* [Problem description]:
Find the lines with the string "photo" and return them.

* [Source records]:
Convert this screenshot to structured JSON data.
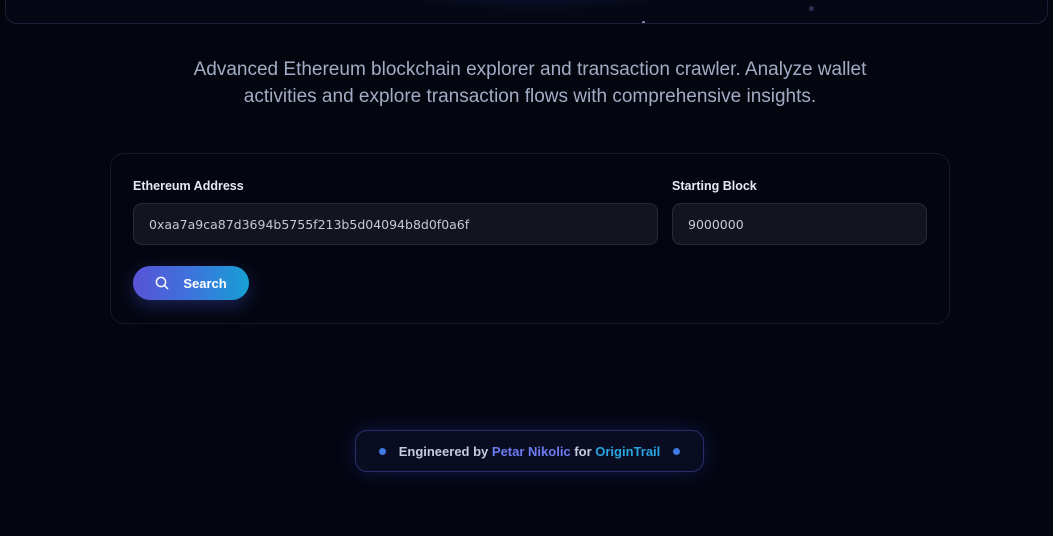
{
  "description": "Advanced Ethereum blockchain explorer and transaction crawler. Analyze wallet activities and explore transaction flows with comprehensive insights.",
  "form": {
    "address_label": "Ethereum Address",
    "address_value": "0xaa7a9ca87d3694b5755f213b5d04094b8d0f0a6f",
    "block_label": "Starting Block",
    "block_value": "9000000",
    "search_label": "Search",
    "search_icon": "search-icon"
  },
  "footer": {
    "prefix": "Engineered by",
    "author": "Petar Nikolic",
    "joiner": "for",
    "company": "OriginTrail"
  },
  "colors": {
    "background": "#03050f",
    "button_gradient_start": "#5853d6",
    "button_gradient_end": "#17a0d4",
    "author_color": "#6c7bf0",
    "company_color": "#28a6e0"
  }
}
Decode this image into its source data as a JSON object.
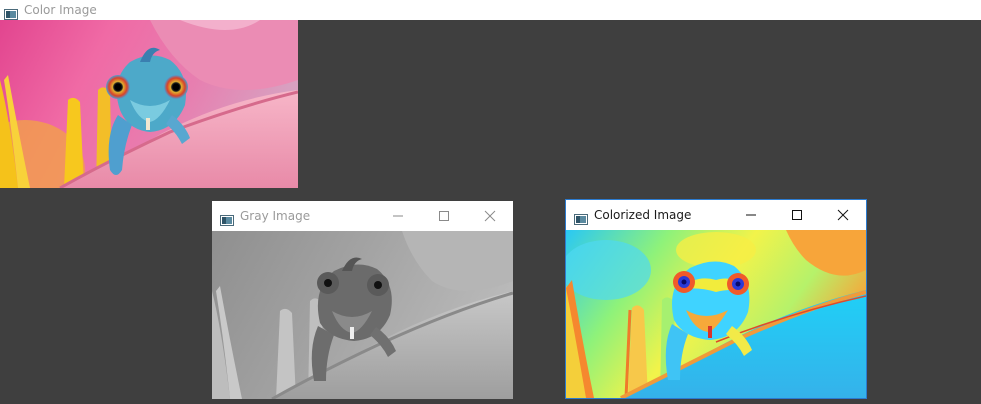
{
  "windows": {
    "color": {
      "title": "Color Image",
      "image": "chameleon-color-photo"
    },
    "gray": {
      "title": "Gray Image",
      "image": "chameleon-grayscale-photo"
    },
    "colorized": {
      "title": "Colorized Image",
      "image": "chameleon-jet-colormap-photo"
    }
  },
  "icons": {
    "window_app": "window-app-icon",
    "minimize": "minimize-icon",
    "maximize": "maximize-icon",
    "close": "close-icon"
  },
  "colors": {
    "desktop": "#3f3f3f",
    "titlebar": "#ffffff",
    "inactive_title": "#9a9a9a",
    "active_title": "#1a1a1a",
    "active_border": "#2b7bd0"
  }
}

* [Result of the exercise]:
      "image": "chameleon-color-photo"
      "image": "chameleon-grayscale-photo"
      "image": "chameleon-jet-colormap-photo"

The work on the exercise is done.